* WHAT THIS TASK INVOLVES: Please restate the following records word for word.

>> Start

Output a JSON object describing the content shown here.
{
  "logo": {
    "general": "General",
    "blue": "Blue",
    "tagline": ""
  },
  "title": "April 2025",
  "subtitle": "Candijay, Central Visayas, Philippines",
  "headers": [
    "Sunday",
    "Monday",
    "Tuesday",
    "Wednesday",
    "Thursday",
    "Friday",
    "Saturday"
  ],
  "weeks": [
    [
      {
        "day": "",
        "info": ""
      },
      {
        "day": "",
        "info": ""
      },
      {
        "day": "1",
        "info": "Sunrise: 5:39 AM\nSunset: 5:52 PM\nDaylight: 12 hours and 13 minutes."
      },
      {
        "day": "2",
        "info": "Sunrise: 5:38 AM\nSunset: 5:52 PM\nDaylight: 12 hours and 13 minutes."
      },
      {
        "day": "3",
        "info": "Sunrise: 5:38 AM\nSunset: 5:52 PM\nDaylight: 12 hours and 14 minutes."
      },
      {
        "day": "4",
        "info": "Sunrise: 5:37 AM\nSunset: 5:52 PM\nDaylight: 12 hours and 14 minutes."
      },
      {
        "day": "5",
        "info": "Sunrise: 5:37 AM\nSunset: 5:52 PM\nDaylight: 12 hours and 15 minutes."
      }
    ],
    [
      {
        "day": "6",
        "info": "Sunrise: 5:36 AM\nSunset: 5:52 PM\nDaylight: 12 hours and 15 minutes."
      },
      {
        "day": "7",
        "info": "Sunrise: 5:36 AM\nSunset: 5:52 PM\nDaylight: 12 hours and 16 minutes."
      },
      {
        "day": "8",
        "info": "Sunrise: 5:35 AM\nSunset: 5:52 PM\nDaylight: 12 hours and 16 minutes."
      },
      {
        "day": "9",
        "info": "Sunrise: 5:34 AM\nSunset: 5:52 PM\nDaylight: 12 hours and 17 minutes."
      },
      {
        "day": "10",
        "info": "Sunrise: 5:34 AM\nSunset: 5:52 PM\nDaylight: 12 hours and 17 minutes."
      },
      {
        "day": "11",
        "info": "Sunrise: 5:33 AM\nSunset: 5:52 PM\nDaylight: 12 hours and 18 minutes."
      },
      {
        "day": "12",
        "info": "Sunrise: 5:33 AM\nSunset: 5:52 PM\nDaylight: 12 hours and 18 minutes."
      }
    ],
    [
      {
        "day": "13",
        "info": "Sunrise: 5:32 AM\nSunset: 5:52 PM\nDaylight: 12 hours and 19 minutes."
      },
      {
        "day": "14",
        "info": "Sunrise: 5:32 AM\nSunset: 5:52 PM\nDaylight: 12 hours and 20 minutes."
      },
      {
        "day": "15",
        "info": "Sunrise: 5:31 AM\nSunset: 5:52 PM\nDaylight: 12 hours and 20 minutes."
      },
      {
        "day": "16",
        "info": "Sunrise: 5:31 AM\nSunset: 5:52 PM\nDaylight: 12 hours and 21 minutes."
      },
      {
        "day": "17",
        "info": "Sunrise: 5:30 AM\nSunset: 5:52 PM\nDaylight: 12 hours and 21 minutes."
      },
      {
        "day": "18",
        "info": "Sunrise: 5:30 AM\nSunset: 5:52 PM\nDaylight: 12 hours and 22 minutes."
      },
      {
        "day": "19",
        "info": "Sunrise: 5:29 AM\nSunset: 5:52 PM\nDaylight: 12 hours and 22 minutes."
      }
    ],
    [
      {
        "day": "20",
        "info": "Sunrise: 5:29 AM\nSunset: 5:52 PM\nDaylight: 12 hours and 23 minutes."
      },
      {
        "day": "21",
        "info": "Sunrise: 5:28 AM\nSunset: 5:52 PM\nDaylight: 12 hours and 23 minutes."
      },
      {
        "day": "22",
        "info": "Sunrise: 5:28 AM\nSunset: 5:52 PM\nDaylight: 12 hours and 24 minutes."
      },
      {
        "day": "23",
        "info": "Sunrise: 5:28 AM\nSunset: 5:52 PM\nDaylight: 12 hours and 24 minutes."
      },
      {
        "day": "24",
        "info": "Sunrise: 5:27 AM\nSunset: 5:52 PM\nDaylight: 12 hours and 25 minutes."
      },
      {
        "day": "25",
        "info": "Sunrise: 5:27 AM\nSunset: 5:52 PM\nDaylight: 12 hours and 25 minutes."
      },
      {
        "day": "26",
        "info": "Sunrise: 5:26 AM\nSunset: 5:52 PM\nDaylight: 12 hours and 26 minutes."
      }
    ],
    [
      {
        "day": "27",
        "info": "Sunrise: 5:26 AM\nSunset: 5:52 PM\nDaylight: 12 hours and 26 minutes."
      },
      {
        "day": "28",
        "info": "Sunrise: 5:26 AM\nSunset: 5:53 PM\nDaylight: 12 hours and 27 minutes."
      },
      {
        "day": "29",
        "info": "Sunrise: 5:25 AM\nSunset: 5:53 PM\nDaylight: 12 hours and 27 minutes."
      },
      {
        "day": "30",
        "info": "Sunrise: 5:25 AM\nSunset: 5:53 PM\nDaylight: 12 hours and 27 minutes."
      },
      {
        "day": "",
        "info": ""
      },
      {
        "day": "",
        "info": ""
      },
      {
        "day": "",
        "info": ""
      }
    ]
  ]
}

>> End

* EXERCISE RESULT:
Output a JSON object describing the content shown here.
{
  "logo": {
    "general": "General",
    "blue": "Blue",
    "tagline": ""
  },
  "title": "April 2025",
  "subtitle": "Candijay, Central Visayas, Philippines",
  "headers": [
    "Sunday",
    "Monday",
    "Tuesday",
    "Wednesday",
    "Thursday",
    "Friday",
    "Saturday"
  ],
  "weeks": [
    [
      {
        "day": "",
        "info": ""
      },
      {
        "day": "",
        "info": ""
      },
      {
        "day": "1",
        "info": "Sunrise: 5:39 AM\nSunset: 5:52 PM\nDaylight: 12 hours and 13 minutes."
      },
      {
        "day": "2",
        "info": "Sunrise: 5:38 AM\nSunset: 5:52 PM\nDaylight: 12 hours and 13 minutes."
      },
      {
        "day": "3",
        "info": "Sunrise: 5:38 AM\nSunset: 5:52 PM\nDaylight: 12 hours and 14 minutes."
      },
      {
        "day": "4",
        "info": "Sunrise: 5:37 AM\nSunset: 5:52 PM\nDaylight: 12 hours and 14 minutes."
      },
      {
        "day": "5",
        "info": "Sunrise: 5:37 AM\nSunset: 5:52 PM\nDaylight: 12 hours and 15 minutes."
      }
    ],
    [
      {
        "day": "6",
        "info": "Sunrise: 5:36 AM\nSunset: 5:52 PM\nDaylight: 12 hours and 15 minutes."
      },
      {
        "day": "7",
        "info": "Sunrise: 5:36 AM\nSunset: 5:52 PM\nDaylight: 12 hours and 16 minutes."
      },
      {
        "day": "8",
        "info": "Sunrise: 5:35 AM\nSunset: 5:52 PM\nDaylight: 12 hours and 16 minutes."
      },
      {
        "day": "9",
        "info": "Sunrise: 5:34 AM\nSunset: 5:52 PM\nDaylight: 12 hours and 17 minutes."
      },
      {
        "day": "10",
        "info": "Sunrise: 5:34 AM\nSunset: 5:52 PM\nDaylight: 12 hours and 17 minutes."
      },
      {
        "day": "11",
        "info": "Sunrise: 5:33 AM\nSunset: 5:52 PM\nDaylight: 12 hours and 18 minutes."
      },
      {
        "day": "12",
        "info": "Sunrise: 5:33 AM\nSunset: 5:52 PM\nDaylight: 12 hours and 18 minutes."
      }
    ],
    [
      {
        "day": "13",
        "info": "Sunrise: 5:32 AM\nSunset: 5:52 PM\nDaylight: 12 hours and 19 minutes."
      },
      {
        "day": "14",
        "info": "Sunrise: 5:32 AM\nSunset: 5:52 PM\nDaylight: 12 hours and 20 minutes."
      },
      {
        "day": "15",
        "info": "Sunrise: 5:31 AM\nSunset: 5:52 PM\nDaylight: 12 hours and 20 minutes."
      },
      {
        "day": "16",
        "info": "Sunrise: 5:31 AM\nSunset: 5:52 PM\nDaylight: 12 hours and 21 minutes."
      },
      {
        "day": "17",
        "info": "Sunrise: 5:30 AM\nSunset: 5:52 PM\nDaylight: 12 hours and 21 minutes."
      },
      {
        "day": "18",
        "info": "Sunrise: 5:30 AM\nSunset: 5:52 PM\nDaylight: 12 hours and 22 minutes."
      },
      {
        "day": "19",
        "info": "Sunrise: 5:29 AM\nSunset: 5:52 PM\nDaylight: 12 hours and 22 minutes."
      }
    ],
    [
      {
        "day": "20",
        "info": "Sunrise: 5:29 AM\nSunset: 5:52 PM\nDaylight: 12 hours and 23 minutes."
      },
      {
        "day": "21",
        "info": "Sunrise: 5:28 AM\nSunset: 5:52 PM\nDaylight: 12 hours and 23 minutes."
      },
      {
        "day": "22",
        "info": "Sunrise: 5:28 AM\nSunset: 5:52 PM\nDaylight: 12 hours and 24 minutes."
      },
      {
        "day": "23",
        "info": "Sunrise: 5:28 AM\nSunset: 5:52 PM\nDaylight: 12 hours and 24 minutes."
      },
      {
        "day": "24",
        "info": "Sunrise: 5:27 AM\nSunset: 5:52 PM\nDaylight: 12 hours and 25 minutes."
      },
      {
        "day": "25",
        "info": "Sunrise: 5:27 AM\nSunset: 5:52 PM\nDaylight: 12 hours and 25 minutes."
      },
      {
        "day": "26",
        "info": "Sunrise: 5:26 AM\nSunset: 5:52 PM\nDaylight: 12 hours and 26 minutes."
      }
    ],
    [
      {
        "day": "27",
        "info": "Sunrise: 5:26 AM\nSunset: 5:52 PM\nDaylight: 12 hours and 26 minutes."
      },
      {
        "day": "28",
        "info": "Sunrise: 5:26 AM\nSunset: 5:53 PM\nDaylight: 12 hours and 27 minutes."
      },
      {
        "day": "29",
        "info": "Sunrise: 5:25 AM\nSunset: 5:53 PM\nDaylight: 12 hours and 27 minutes."
      },
      {
        "day": "30",
        "info": "Sunrise: 5:25 AM\nSunset: 5:53 PM\nDaylight: 12 hours and 27 minutes."
      },
      {
        "day": "",
        "info": ""
      },
      {
        "day": "",
        "info": ""
      },
      {
        "day": "",
        "info": ""
      }
    ]
  ]
}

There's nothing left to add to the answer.